Record set
+===+

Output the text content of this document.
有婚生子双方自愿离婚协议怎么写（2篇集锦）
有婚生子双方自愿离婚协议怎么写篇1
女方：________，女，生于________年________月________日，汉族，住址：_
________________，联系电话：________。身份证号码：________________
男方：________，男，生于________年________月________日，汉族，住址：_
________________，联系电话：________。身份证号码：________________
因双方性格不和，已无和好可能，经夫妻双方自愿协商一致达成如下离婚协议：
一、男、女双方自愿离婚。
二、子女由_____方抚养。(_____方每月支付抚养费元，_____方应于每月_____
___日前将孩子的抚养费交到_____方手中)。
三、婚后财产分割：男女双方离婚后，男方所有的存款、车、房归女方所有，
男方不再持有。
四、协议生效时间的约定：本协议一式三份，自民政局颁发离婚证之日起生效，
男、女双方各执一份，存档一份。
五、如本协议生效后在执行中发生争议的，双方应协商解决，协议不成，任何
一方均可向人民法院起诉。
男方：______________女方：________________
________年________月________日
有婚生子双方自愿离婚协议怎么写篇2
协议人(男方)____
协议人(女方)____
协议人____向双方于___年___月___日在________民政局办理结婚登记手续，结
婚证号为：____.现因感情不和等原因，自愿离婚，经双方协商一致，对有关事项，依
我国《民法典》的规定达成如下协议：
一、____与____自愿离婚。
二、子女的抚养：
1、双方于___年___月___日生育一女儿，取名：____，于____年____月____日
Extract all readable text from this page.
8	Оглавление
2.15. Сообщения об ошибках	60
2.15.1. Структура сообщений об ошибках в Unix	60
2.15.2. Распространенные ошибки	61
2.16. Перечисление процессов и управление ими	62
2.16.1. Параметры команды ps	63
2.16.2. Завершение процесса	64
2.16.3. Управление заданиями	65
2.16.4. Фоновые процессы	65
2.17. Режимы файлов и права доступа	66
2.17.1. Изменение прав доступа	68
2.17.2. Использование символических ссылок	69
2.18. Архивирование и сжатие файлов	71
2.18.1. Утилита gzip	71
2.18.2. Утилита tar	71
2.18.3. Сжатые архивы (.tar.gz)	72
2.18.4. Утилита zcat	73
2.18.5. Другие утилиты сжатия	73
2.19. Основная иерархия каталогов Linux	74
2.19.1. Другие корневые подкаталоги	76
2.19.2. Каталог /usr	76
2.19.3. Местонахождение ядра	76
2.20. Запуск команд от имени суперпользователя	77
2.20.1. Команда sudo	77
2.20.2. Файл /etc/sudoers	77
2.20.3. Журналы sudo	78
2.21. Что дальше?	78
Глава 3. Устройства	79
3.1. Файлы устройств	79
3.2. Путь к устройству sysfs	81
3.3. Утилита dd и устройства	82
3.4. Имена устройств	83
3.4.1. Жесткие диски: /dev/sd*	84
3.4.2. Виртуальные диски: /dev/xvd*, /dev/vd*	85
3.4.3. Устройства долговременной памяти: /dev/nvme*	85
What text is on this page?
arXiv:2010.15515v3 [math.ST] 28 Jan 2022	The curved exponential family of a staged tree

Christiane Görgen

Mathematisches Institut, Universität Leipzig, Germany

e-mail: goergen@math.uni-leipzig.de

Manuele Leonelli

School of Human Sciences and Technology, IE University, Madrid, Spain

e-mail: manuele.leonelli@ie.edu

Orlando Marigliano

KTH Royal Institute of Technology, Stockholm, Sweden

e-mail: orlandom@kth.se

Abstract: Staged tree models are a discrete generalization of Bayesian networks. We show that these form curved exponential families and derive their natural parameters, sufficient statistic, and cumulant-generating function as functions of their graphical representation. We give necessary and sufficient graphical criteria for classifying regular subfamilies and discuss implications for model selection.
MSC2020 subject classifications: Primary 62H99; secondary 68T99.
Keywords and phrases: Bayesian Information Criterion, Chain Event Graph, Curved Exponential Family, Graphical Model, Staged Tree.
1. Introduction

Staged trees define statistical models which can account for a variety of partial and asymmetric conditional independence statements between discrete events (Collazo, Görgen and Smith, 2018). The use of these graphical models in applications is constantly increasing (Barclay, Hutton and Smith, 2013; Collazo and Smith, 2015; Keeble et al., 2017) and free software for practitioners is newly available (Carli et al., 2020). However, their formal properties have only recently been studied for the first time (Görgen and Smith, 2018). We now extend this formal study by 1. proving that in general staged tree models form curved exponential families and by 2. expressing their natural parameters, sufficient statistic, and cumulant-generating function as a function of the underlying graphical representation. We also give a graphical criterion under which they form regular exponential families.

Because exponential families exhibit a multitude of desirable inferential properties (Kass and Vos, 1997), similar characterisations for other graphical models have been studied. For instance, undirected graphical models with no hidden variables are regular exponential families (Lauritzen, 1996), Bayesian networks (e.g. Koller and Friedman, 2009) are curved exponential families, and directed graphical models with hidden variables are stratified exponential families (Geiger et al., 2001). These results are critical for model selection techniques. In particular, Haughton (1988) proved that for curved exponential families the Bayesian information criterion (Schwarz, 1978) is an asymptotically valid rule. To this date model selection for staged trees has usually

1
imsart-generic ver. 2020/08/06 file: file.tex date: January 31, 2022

+===+

Aim
Every line of the records that includes the word "mail" should be gathered.

Output for this task
e-mail: goergen@math.uni-leipzig.de
e-mail: manuele.leonelli@ie.edu
e-mail: orlandom@kth.se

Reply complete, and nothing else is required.